Copy every line of the data exactly, leaving nothing out.

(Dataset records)
────────

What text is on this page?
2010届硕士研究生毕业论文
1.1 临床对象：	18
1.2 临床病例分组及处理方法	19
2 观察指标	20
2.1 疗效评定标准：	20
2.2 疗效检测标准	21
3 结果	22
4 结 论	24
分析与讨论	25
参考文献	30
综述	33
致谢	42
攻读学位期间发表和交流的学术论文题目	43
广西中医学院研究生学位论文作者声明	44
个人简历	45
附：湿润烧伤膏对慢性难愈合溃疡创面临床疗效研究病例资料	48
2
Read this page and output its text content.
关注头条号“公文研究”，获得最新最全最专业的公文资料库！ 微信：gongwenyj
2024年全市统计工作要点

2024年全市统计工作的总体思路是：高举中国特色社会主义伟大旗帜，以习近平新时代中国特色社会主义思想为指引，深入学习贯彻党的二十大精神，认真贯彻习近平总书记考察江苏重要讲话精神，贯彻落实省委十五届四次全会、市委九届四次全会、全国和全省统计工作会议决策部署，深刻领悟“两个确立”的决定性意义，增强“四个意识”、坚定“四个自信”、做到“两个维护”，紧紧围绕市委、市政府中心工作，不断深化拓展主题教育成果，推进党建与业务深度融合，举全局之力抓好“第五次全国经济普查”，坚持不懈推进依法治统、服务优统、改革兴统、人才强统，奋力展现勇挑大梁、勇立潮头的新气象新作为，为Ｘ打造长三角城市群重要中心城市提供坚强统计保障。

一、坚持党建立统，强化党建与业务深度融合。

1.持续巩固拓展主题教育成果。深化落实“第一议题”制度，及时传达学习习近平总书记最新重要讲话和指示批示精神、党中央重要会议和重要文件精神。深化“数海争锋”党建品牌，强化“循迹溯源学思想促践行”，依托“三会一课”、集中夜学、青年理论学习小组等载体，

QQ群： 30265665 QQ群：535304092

────────

EXERCISE RESPONSE -
What text is on this page?
2010届硕士研究生毕业论文
1.1 临床对象：	18
1.2 临床病例分组及处理方法	19
2 观察指标	20
2.1 疗效评定标准：	20
2.2 疗效检测标准	21
3 结果	22
4 结 论	24
分析与讨论	25
参考文献	30
综述	33
致谢	42
攻读学位期间发表和交流的学术论文题目	43
广西中医学院研究生学位论文作者声明	44
个人简历	45
附：湿润烧伤膏对慢性难愈合溃疡创面临床疗效研究病例资料	48
2
Read this page and output its text content.
关注头条号“公文研究”，获得最新最全最专业的公文资料库！ 微信：gongwenyj
2024年全市统计工作要点

2024年全市统计工作的总体思路是：高举中国特色社会主义伟大旗帜，以习近平新时代中国特色社会主义思想为指引，深入学习贯彻党的二十大精神，认真贯彻习近平总书记考察江苏重要讲话精神，贯彻落实省委十五届四次全会、市委九届四次全会、全国和全省统计工作会议决策部署，深刻领悟“两个确立”的决定性意义，增强“四个意识”、坚定“四个自信”、做到“两个维护”，紧紧围绕市委、市政府中心工作，不断深化拓展主题教育成果，推进党建与业务深度融合，举全局之力抓好“第五次全国经济普查”，坚持不懈推进依法治统、服务优统、改革兴统、人才强统，奋力展现勇挑大梁、勇立潮头的新气象新作为，为Ｘ打造长三角城市群重要中心城市提供坚强统计保障。

一、坚持党建立统，强化党建与业务深度融合。

1.持续巩固拓展主题教育成果。深化落实“第一议题”制度，及时传达学习习近平总书记最新重要讲话和指示批示精神、党中央重要会议和重要文件精神。深化“数海争锋”党建品牌，强化“循迹溯源学思想促践行”，依托“三会一课”、集中夜学、青年理论学习小组等载体，

QQ群： 30265665 QQ群：535304092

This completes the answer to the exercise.